__MATERIALS PROVIDED__
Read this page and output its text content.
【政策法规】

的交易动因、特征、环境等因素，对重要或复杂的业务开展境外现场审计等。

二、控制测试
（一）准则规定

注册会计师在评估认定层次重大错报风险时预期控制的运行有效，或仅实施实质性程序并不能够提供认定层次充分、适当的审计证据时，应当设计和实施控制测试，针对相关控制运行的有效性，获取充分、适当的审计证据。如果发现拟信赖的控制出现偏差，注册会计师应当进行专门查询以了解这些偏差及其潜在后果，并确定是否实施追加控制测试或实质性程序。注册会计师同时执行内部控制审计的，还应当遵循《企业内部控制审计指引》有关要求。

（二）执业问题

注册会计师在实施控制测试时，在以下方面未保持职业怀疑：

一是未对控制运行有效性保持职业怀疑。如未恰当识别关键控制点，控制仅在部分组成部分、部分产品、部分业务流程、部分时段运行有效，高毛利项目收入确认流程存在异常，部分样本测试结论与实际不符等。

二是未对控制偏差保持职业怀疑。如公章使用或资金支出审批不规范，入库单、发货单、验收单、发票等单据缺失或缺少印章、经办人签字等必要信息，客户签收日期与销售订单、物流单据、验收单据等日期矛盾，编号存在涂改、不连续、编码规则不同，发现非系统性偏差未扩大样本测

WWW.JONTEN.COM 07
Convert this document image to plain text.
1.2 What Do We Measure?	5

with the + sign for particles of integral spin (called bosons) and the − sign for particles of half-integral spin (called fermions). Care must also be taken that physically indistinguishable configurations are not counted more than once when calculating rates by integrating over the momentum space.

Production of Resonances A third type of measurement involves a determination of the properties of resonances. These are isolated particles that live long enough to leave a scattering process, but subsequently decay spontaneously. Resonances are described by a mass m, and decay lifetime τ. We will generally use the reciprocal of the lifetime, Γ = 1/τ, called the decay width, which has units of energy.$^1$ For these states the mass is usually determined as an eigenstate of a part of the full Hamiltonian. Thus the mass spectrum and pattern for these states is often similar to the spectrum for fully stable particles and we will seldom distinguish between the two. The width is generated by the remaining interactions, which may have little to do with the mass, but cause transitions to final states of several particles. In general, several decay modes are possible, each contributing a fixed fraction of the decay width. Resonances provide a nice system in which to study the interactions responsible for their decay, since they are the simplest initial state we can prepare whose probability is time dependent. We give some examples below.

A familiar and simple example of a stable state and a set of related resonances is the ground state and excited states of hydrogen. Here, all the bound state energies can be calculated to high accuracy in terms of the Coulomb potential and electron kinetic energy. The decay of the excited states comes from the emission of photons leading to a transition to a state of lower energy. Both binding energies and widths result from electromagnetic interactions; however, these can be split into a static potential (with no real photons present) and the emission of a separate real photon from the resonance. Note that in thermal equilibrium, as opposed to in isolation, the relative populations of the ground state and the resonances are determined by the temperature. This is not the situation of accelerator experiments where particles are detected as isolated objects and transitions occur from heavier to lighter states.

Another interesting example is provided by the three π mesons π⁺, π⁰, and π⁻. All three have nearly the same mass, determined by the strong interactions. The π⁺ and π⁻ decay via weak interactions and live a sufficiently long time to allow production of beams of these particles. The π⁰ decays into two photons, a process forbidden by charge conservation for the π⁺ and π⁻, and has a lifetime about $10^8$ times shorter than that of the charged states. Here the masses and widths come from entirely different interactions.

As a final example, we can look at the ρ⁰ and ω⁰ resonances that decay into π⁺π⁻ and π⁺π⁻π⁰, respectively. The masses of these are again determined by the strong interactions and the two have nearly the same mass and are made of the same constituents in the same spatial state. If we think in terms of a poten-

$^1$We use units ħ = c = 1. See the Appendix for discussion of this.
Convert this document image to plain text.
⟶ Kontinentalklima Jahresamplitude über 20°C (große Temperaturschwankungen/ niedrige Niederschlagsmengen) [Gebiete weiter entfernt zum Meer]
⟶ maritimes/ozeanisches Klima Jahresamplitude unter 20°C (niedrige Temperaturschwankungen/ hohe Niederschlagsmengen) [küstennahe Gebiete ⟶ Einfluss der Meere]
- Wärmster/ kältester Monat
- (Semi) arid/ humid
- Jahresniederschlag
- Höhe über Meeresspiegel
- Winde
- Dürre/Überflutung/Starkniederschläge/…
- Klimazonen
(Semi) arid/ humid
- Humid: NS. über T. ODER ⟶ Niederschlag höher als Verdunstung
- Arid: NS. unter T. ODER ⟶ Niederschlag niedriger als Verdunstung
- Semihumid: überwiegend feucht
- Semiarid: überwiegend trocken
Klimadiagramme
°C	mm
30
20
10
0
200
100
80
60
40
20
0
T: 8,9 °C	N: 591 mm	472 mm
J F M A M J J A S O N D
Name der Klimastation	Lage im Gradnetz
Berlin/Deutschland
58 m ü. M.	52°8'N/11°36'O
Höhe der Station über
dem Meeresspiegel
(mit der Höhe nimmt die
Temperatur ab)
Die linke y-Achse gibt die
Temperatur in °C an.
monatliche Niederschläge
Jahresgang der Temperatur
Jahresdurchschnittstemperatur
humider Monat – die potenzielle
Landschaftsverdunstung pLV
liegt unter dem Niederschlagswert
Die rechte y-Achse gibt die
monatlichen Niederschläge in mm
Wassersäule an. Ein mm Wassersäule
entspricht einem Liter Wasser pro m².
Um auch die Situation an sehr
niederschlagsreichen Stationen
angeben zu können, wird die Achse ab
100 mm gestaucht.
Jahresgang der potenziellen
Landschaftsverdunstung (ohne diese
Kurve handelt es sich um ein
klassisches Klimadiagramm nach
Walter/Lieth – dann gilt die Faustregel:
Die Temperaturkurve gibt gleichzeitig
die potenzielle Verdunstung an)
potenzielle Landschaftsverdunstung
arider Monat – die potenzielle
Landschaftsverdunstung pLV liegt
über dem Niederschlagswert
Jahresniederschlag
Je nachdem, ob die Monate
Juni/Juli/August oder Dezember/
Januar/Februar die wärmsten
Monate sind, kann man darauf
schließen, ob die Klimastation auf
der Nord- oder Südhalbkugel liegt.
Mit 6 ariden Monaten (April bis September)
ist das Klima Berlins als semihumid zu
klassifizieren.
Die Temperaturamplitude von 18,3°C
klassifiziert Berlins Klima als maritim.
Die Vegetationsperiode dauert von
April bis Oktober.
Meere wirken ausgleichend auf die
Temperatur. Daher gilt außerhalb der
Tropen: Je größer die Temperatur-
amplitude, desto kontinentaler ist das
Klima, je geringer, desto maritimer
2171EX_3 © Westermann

__WHAT THIS TASK INVOLVES__
Quote every record above exactly.

__COMPLETE ANSWER__
Read this page and output its text content.
【政策法规】

的交易动因、特征、环境等因素，对重要或复杂的业务开展境外现场审计等。

二、控制测试
（一）准则规定

注册会计师在评估认定层次重大错报风险时预期控制的运行有效，或仅实施实质性程序并不能够提供认定层次充分、适当的审计证据时，应当设计和实施控制测试，针对相关控制运行的有效性，获取充分、适当的审计证据。如果发现拟信赖的控制出现偏差，注册会计师应当进行专门查询以了解这些偏差及其潜在后果，并确定是否实施追加控制测试或实质性程序。注册会计师同时执行内部控制审计的，还应当遵循《企业内部控制审计指引》有关要求。

（二）执业问题

注册会计师在实施控制测试时，在以下方面未保持职业怀疑：

一是未对控制运行有效性保持职业怀疑。如未恰当识别关键控制点，控制仅在部分组成部分、部分产品、部分业务流程、部分时段运行有效，高毛利项目收入确认流程存在异常，部分样本测试结论与实际不符等。

二是未对控制偏差保持职业怀疑。如公章使用或资金支出审批不规范，入库单、发货单、验收单、发票等单据缺失或缺少印章、经办人签字等必要信息，客户签收日期与销售订单、物流单据、验收单据等日期矛盾，编号存在涂改、不连续、编码规则不同，发现非系统性偏差未扩大样本测

WWW.JONTEN.COM 07
Convert this document image to plain text.
1.2 What Do We Measure?	5

with the + sign for particles of integral spin (called bosons) and the − sign for particles of half-integral spin (called fermions). Care must also be taken that physically indistinguishable configurations are not counted more than once when calculating rates by integrating over the momentum space.

Production of Resonances A third type of measurement involves a determination of the properties of resonances. These are isolated particles that live long enough to leave a scattering process, but subsequently decay spontaneously. Resonances are described by a mass m, and decay lifetime τ. We will generally use the reciprocal of the lifetime, Γ = 1/τ, called the decay width, which has units of energy.$^1$ For these states the mass is usually determined as an eigenstate of a part of the full Hamiltonian. Thus the mass spectrum and pattern for these states is often similar to the spectrum for fully stable particles and we will seldom distinguish between the two. The width is generated by the remaining interactions, which may have little to do with the mass, but cause transitions to final states of several particles. In general, several decay modes are possible, each contributing a fixed fraction of the decay width. Resonances provide a nice system in which to study the interactions responsible for their decay, since they are the simplest initial state we can prepare whose probability is time dependent. We give some examples below.

A familiar and simple example of a stable state and a set of related resonances is the ground state and excited states of hydrogen. Here, all the bound state energies can be calculated to high accuracy in terms of the Coulomb potential and electron kinetic energy. The decay of the excited states comes from the emission of photons leading to a transition to a state of lower energy. Both binding energies and widths result from electromagnetic interactions; however, these can be split into a static potential (with no real photons present) and the emission of a separate real photon from the resonance. Note that in thermal equilibrium, as opposed to in isolation, the relative populations of the ground state and the resonances are determined by the temperature. This is not the situation of accelerator experiments where particles are detected as isolated objects and transitions occur from heavier to lighter states.

Another interesting example is provided by the three π mesons π⁺, π⁰, and π⁻. All three have nearly the same mass, determined by the strong interactions. The π⁺ and π⁻ decay via weak interactions and live a sufficiently long time to allow production of beams of these particles. The π⁰ decays into two photons, a process forbidden by charge conservation for the π⁺ and π⁻, and has a lifetime about $10^8$ times shorter than that of the charged states. Here the masses and widths come from entirely different interactions.

As a final example, we can look at the ρ⁰ and ω⁰ resonances that decay into π⁺π⁻ and π⁺π⁻π⁰, respectively. The masses of these are again determined by the strong interactions and the two have nearly the same mass and are made of the same constituents in the same spatial state. If we think in terms of a poten-

$^1$We use units ħ = c = 1. See the Appendix for discussion of this.
Convert this document image to plain text.
⟶ Kontinentalklima Jahresamplitude über 20°C (große Temperaturschwankungen/ niedrige Niederschlagsmengen) [Gebiete weiter entfernt zum Meer]
⟶ maritimes/ozeanisches Klima Jahresamplitude unter 20°C (niedrige Temperaturschwankungen/ hohe Niederschlagsmengen) [küstennahe Gebiete ⟶ Einfluss der Meere]
- Wärmster/ kältester Monat
- (Semi) arid/ humid
- Jahresniederschlag
- Höhe über Meeresspiegel
- Winde
- Dürre/Überflutung/Starkniederschläge/…
- Klimazonen
(Semi) arid/ humid
- Humid: NS. über T. ODER ⟶ Niederschlag höher als Verdunstung
- Arid: NS. unter T. ODER ⟶ Niederschlag niedriger als Verdunstung
- Semihumid: überwiegend feucht
- Semiarid: überwiegend trocken
Klimadiagramme
°C	mm
30
20
10
0
200
100
80
60
40
20
0
T: 8,9 °C	N: 591 mm	472 mm
J F M A M J J A S O N D
Name der Klimastation	Lage im Gradnetz
Berlin/Deutschland
58 m ü. M.	52°8'N/11°36'O
Höhe der Station über
dem Meeresspiegel
(mit der Höhe nimmt die
Temperatur ab)
Die linke y-Achse gibt die
Temperatur in °C an.
monatliche Niederschläge
Jahresgang der Temperatur
Jahresdurchschnittstemperatur
humider Monat – die potenzielle
Landschaftsverdunstung pLV
liegt unter dem Niederschlagswert
Die rechte y-Achse gibt die
monatlichen Niederschläge in mm
Wassersäule an. Ein mm Wassersäule
entspricht einem Liter Wasser pro m².
Um auch die Situation an sehr
niederschlagsreichen Stationen
angeben zu können, wird die Achse ab
100 mm gestaucht.
Jahresgang der potenziellen
Landschaftsverdunstung (ohne diese
Kurve handelt es sich um ein
klassisches Klimadiagramm nach
Walter/Lieth – dann gilt die Faustregel:
Die Temperaturkurve gibt gleichzeitig
die potenzielle Verdunstung an)
potenzielle Landschaftsverdunstung
arider Monat – die potenzielle
Landschaftsverdunstung pLV liegt
über dem Niederschlagswert
Jahresniederschlag
Je nachdem, ob die Monate
Juni/Juli/August oder Dezember/
Januar/Februar die wärmsten
Monate sind, kann man darauf
schließen, ob die Klimastation auf
der Nord- oder Südhalbkugel liegt.
Mit 6 ariden Monaten (April bis September)
ist das Klima Berlins als semihumid zu
klassifizieren.
Die Temperaturamplitude von 18,3°C
klassifiziert Berlins Klima als maritim.
Die Vegetationsperiode dauert von
April bis Oktober.
Meere wirken ausgleichend auf die
Temperatur. Daher gilt außerhalb der
Tropen: Je größer die Temperatur-
amplitude, desto kontinentaler ist das
Klima, je geringer, desto maritimer
2171EX_3 © Westermann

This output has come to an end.